[Stored data entries]
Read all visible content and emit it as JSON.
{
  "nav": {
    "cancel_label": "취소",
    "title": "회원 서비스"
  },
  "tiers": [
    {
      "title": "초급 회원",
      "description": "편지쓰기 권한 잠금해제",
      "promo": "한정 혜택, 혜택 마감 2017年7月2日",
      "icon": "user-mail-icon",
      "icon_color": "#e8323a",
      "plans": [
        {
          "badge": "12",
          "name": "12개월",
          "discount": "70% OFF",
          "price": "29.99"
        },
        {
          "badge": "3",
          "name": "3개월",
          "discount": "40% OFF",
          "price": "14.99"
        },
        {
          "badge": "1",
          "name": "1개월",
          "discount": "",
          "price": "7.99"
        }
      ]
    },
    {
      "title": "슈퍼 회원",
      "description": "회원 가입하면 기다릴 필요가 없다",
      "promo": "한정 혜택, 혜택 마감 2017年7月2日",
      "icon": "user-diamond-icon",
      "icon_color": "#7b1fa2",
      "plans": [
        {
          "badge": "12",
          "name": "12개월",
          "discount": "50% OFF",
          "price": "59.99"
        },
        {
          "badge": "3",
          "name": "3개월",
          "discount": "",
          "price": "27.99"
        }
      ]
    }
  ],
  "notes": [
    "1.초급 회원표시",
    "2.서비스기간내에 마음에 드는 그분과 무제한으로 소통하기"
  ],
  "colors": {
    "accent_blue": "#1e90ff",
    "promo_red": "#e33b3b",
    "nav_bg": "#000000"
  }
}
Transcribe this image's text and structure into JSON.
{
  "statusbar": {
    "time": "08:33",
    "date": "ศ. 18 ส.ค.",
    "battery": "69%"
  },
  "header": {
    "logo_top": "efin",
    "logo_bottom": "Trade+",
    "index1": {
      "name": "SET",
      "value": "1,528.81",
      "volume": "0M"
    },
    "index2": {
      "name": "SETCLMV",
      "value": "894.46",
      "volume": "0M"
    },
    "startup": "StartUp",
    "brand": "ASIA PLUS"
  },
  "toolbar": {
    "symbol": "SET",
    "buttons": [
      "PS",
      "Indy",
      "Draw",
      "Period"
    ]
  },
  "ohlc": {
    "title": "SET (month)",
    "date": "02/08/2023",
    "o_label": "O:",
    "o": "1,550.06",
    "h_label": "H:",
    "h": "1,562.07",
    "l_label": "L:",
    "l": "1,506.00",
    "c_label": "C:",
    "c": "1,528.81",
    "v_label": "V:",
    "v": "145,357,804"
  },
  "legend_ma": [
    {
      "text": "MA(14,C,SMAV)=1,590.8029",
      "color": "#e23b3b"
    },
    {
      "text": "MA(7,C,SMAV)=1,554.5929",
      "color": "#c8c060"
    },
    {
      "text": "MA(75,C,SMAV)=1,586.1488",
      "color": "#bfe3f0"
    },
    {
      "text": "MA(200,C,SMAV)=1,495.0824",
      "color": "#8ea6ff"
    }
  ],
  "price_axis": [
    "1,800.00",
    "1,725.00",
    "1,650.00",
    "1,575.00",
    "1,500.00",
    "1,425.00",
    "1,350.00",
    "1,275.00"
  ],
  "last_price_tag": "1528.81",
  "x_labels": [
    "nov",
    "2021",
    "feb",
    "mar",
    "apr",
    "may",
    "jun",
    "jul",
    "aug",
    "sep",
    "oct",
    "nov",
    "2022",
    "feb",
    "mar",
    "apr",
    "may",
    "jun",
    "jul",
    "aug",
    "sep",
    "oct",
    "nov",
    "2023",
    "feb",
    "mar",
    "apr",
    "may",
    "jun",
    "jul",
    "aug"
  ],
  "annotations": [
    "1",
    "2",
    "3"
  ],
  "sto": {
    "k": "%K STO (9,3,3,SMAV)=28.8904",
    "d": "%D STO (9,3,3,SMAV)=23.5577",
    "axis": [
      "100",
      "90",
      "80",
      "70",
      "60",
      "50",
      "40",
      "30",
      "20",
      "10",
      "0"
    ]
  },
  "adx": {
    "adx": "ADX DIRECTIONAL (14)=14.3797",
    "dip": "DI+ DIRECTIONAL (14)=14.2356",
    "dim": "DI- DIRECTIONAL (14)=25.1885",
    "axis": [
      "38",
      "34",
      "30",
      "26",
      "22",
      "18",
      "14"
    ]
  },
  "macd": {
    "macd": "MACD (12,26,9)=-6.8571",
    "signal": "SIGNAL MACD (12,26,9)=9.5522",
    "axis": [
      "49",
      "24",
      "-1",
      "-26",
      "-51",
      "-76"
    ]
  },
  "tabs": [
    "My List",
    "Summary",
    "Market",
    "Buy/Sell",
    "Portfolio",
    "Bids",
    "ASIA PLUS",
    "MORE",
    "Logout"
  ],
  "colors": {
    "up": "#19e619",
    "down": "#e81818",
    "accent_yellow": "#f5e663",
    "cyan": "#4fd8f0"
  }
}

### Written exercise
Say how many lines in this material hold "name", and say nothing else.

### Task answer
7